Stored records

☆ ☆ ☆ ☆ ☆ ☆ ☆

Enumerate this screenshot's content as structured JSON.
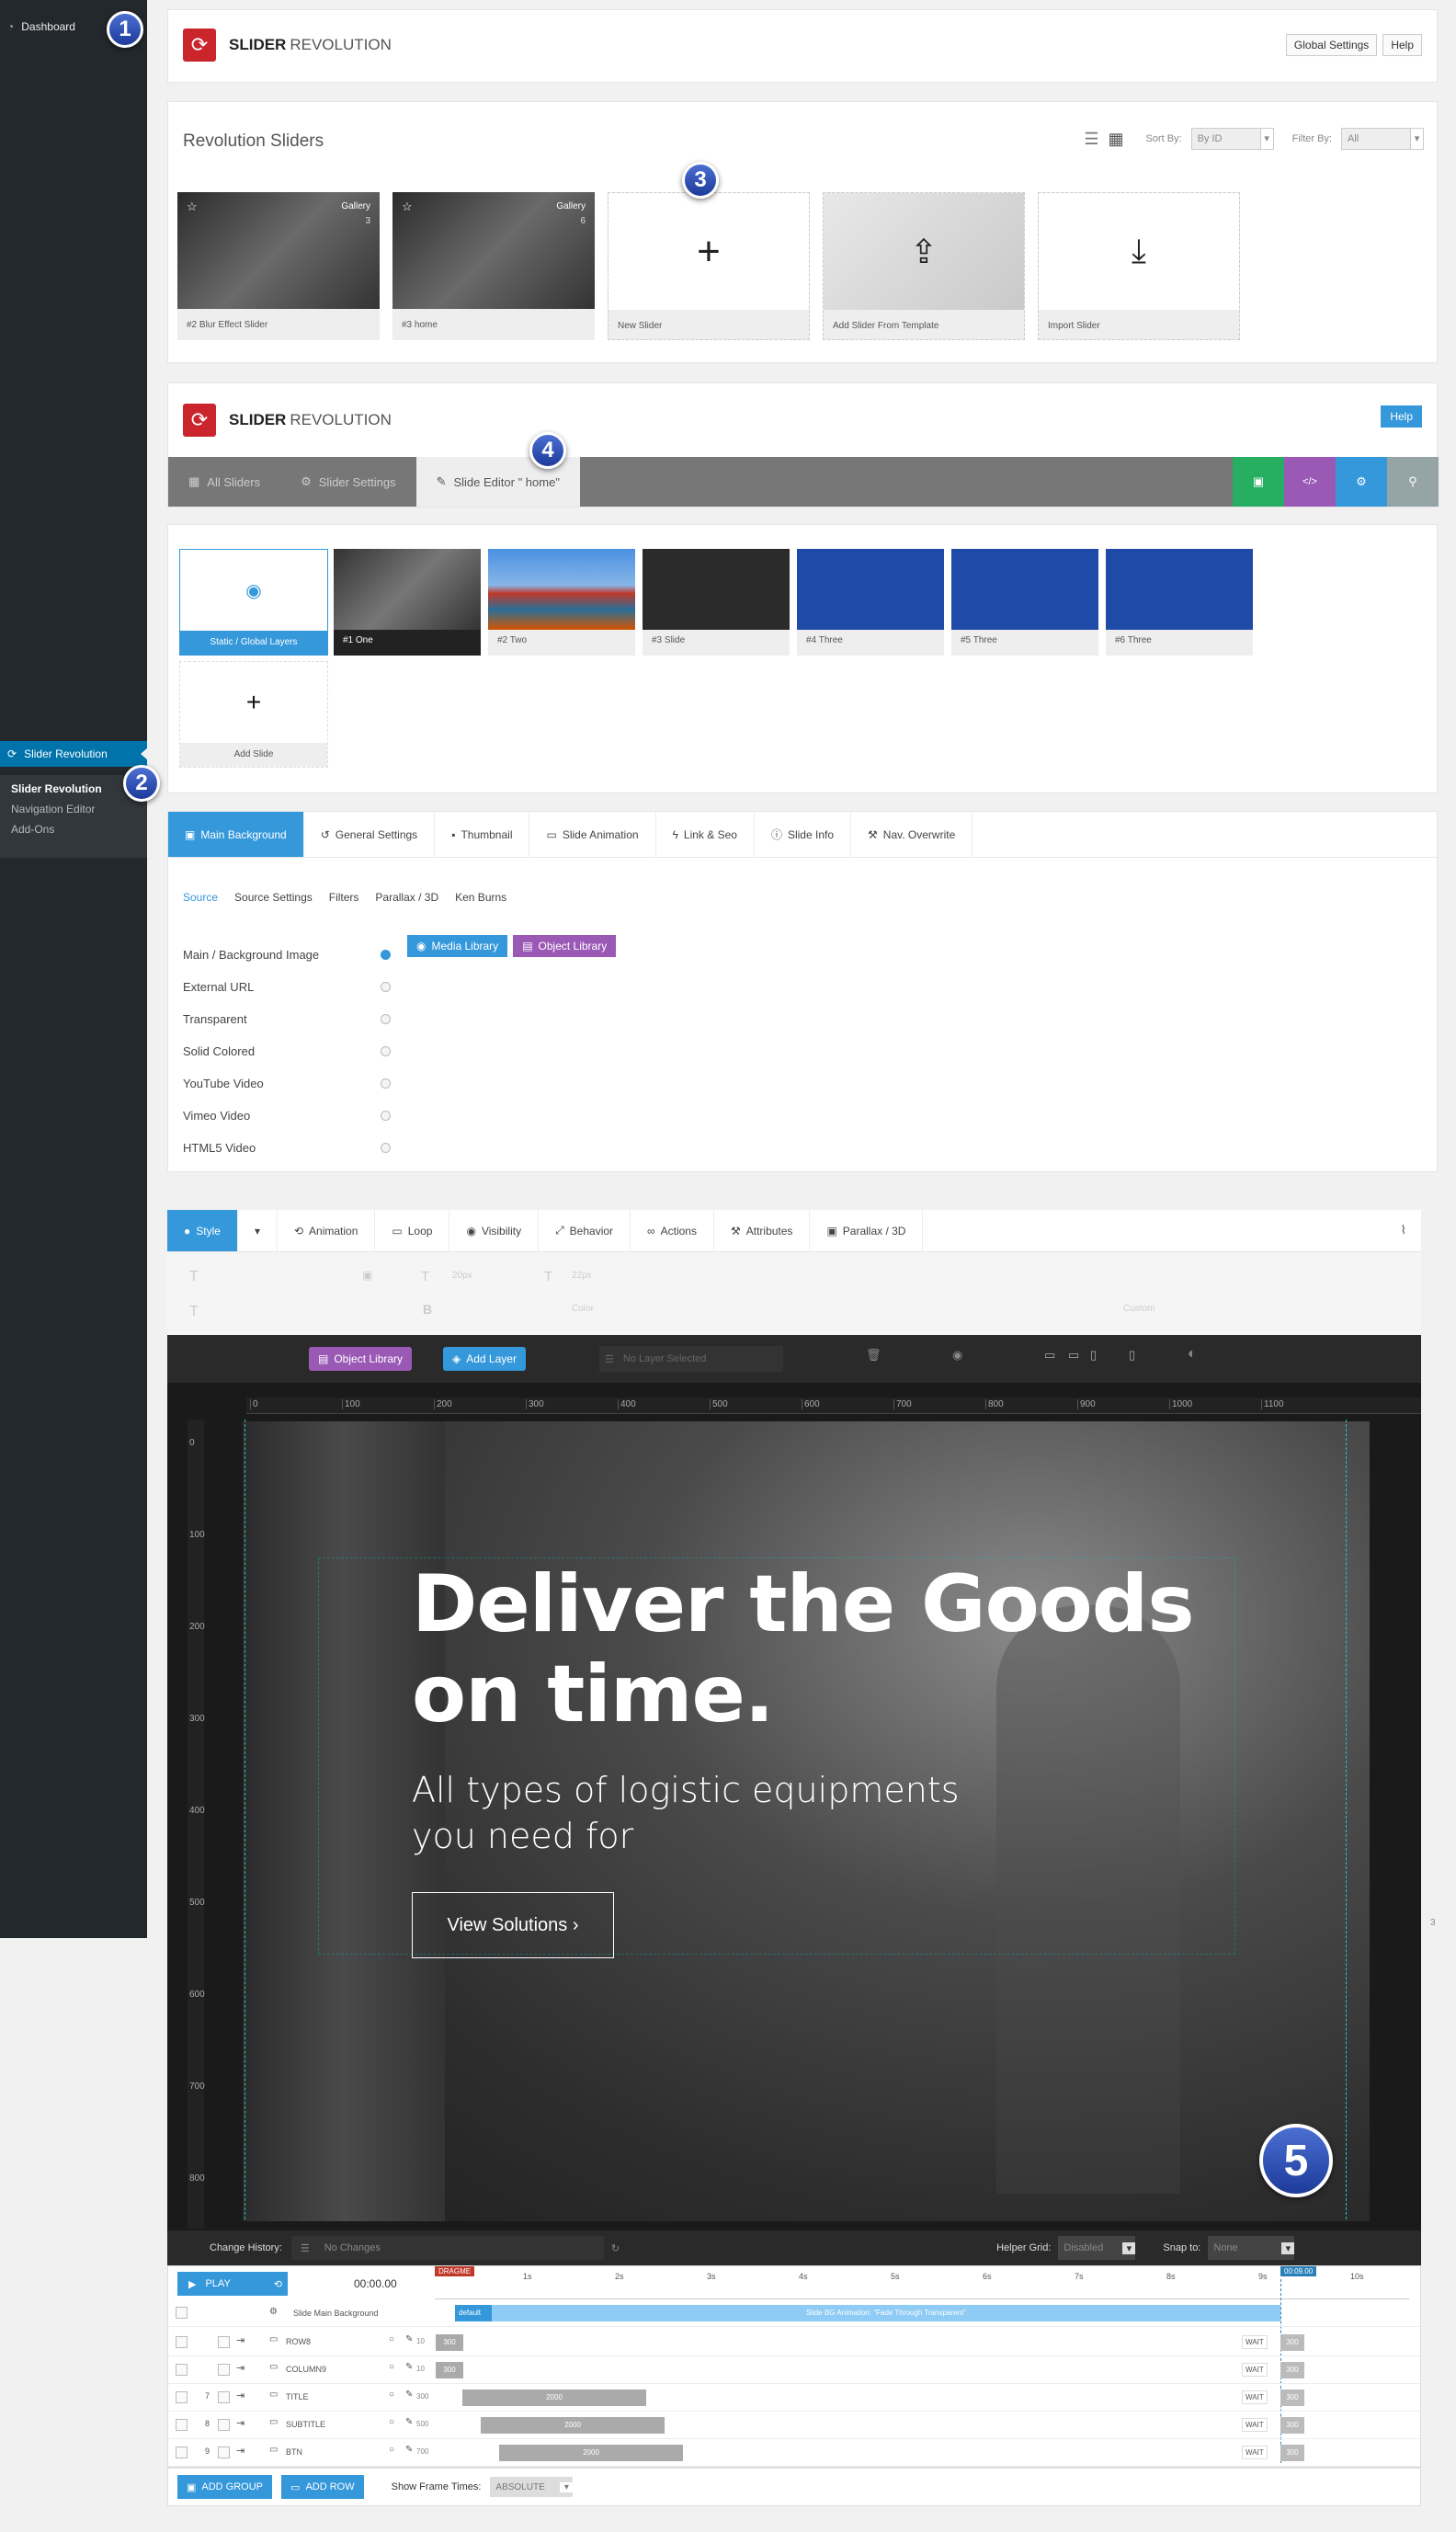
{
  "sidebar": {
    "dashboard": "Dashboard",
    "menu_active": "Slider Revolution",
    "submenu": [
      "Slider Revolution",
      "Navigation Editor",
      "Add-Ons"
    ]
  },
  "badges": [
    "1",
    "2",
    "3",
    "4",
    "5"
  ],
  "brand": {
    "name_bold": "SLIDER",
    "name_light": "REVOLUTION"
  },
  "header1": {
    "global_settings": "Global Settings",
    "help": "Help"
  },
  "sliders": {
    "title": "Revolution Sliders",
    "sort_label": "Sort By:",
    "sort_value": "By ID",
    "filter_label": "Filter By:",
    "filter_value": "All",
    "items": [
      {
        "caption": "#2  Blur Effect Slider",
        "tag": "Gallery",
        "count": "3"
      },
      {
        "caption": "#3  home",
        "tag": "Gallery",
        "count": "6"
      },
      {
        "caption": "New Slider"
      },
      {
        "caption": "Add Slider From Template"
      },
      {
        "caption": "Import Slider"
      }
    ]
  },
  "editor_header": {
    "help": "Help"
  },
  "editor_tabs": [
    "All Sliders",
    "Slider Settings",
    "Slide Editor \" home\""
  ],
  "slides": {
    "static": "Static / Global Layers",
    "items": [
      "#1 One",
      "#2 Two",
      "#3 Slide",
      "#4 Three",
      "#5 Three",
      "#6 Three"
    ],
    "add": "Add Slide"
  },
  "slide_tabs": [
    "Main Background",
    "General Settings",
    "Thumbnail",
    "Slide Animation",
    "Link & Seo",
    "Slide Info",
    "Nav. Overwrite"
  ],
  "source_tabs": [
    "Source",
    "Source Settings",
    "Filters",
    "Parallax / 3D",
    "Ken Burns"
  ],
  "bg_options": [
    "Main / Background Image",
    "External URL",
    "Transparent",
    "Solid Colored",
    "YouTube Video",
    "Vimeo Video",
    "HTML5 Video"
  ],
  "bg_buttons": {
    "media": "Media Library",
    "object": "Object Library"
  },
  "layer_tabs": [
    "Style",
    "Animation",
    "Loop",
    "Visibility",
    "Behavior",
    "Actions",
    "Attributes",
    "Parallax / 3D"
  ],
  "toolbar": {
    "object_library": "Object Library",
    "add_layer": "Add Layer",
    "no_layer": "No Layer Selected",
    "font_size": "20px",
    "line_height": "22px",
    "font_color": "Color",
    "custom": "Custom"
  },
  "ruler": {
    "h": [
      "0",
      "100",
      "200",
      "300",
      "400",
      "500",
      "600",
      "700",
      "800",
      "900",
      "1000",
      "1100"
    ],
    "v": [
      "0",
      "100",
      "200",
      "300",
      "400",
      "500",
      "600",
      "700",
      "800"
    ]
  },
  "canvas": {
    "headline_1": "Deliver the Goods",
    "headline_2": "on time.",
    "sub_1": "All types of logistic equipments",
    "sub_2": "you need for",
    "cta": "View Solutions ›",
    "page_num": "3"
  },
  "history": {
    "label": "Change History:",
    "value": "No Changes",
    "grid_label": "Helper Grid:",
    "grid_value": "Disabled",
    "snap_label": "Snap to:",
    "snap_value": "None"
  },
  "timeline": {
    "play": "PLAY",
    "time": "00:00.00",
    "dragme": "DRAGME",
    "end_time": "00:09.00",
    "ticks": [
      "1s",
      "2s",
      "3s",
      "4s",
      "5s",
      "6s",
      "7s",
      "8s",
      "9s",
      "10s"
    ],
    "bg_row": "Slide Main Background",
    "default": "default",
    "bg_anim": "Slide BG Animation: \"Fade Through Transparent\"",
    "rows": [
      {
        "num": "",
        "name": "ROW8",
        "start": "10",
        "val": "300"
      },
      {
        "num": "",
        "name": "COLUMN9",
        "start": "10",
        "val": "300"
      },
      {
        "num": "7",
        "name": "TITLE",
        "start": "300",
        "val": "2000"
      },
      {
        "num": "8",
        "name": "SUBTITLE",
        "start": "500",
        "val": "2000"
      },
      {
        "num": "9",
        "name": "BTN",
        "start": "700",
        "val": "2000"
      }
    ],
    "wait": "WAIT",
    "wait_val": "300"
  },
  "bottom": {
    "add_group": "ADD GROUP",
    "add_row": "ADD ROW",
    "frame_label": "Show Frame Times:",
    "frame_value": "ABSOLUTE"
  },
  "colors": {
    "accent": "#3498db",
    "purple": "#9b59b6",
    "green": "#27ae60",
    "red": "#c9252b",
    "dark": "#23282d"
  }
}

☆ ☆ ☆ ☆ ☆ ☆ ☆

EXERCISE DESCRIPTION
Write out each line again precisely as it appears, skipping every picture.

PROBLEM SOLUTION
Enumerate this screenshot's content as structured JSON.
{
  "sidebar": {
    "dashboard": "Dashboard",
    "menu_active": "Slider Revolution",
    "submenu": [
      "Slider Revolution",
      "Navigation Editor",
      "Add-Ons"
    ]
  },
  "badges": [
    "1",
    "2",
    "3",
    "4",
    "5"
  ],
  "brand": {
    "name_bold": "SLIDER",
    "name_light": "REVOLUTION"
  },
  "header1": {
    "global_settings": "Global Settings",
    "help": "Help"
  },
  "sliders": {
    "title": "Revolution Sliders",
    "sort_label": "Sort By:",
    "sort_value": "By ID",
    "filter_label": "Filter By:",
    "filter_value": "All",
    "items": [
      {
        "caption": "#2  Blur Effect Slider",
        "tag": "Gallery",
        "count": "3"
      },
      {
        "caption": "#3  home",
        "tag": "Gallery",
        "count": "6"
      },
      {
        "caption": "New Slider"
      },
      {
        "caption": "Add Slider From Template"
      },
      {
        "caption": "Import Slider"
      }
    ]
  },
  "editor_header": {
    "help": "Help"
  },
  "editor_tabs": [
    "All Sliders",
    "Slider Settings",
    "Slide Editor \" home\""
  ],
  "slides": {
    "static": "Static / Global Layers",
    "items": [
      "#1 One",
      "#2 Two",
      "#3 Slide",
      "#4 Three",
      "#5 Three",
      "#6 Three"
    ],
    "add": "Add Slide"
  },
  "slide_tabs": [
    "Main Background",
    "General Settings",
    "Thumbnail",
    "Slide Animation",
    "Link & Seo",
    "Slide Info",
    "Nav. Overwrite"
  ],
  "source_tabs": [
    "Source",
    "Source Settings",
    "Filters",
    "Parallax / 3D",
    "Ken Burns"
  ],
  "bg_options": [
    "Main / Background Image",
    "External URL",
    "Transparent",
    "Solid Colored",
    "YouTube Video",
    "Vimeo Video",
    "HTML5 Video"
  ],
  "bg_buttons": {
    "media": "Media Library",
    "object": "Object Library"
  },
  "layer_tabs": [
    "Style",
    "Animation",
    "Loop",
    "Visibility",
    "Behavior",
    "Actions",
    "Attributes",
    "Parallax / 3D"
  ],
  "toolbar": {
    "object_library": "Object Library",
    "add_layer": "Add Layer",
    "no_layer": "No Layer Selected",
    "font_size": "20px",
    "line_height": "22px",
    "font_color": "Color",
    "custom": "Custom"
  },
  "ruler": {
    "h": [
      "0",
      "100",
      "200",
      "300",
      "400",
      "500",
      "600",
      "700",
      "800",
      "900",
      "1000",
      "1100"
    ],
    "v": [
      "0",
      "100",
      "200",
      "300",
      "400",
      "500",
      "600",
      "700",
      "800"
    ]
  },
  "canvas": {
    "headline_1": "Deliver the Goods",
    "headline_2": "on time.",
    "sub_1": "All types of logistic equipments",
    "sub_2": "you need for",
    "cta": "View Solutions ›",
    "page_num": "3"
  },
  "history": {
    "label": "Change History:",
    "value": "No Changes",
    "grid_label": "Helper Grid:",
    "grid_value": "Disabled",
    "snap_label": "Snap to:",
    "snap_value": "None"
  },
  "timeline": {
    "play": "PLAY",
    "time": "00:00.00",
    "dragme": "DRAGME",
    "end_time": "00:09.00",
    "ticks": [
      "1s",
      "2s",
      "3s",
      "4s",
      "5s",
      "6s",
      "7s",
      "8s",
      "9s",
      "10s"
    ],
    "bg_row": "Slide Main Background",
    "default": "default",
    "bg_anim": "Slide BG Animation: \"Fade Through Transparent\"",
    "rows": [
      {
        "num": "",
        "name": "ROW8",
        "start": "10",
        "val": "300"
      },
      {
        "num": "",
        "name": "COLUMN9",
        "start": "10",
        "val": "300"
      },
      {
        "num": "7",
        "name": "TITLE",
        "start": "300",
        "val": "2000"
      },
      {
        "num": "8",
        "name": "SUBTITLE",
        "start": "500",
        "val": "2000"
      },
      {
        "num": "9",
        "name": "BTN",
        "start": "700",
        "val": "2000"
      }
    ],
    "wait": "WAIT",
    "wait_val": "300"
  },
  "bottom": {
    "add_group": "ADD GROUP",
    "add_row": "ADD ROW",
    "frame_label": "Show Frame Times:",
    "frame_value": "ABSOLUTE"
  },
  "colors": {
    "accent": "#3498db",
    "purple": "#9b59b6",
    "green": "#27ae60",
    "red": "#c9252b",
    "dark": "#23282d"
  }
}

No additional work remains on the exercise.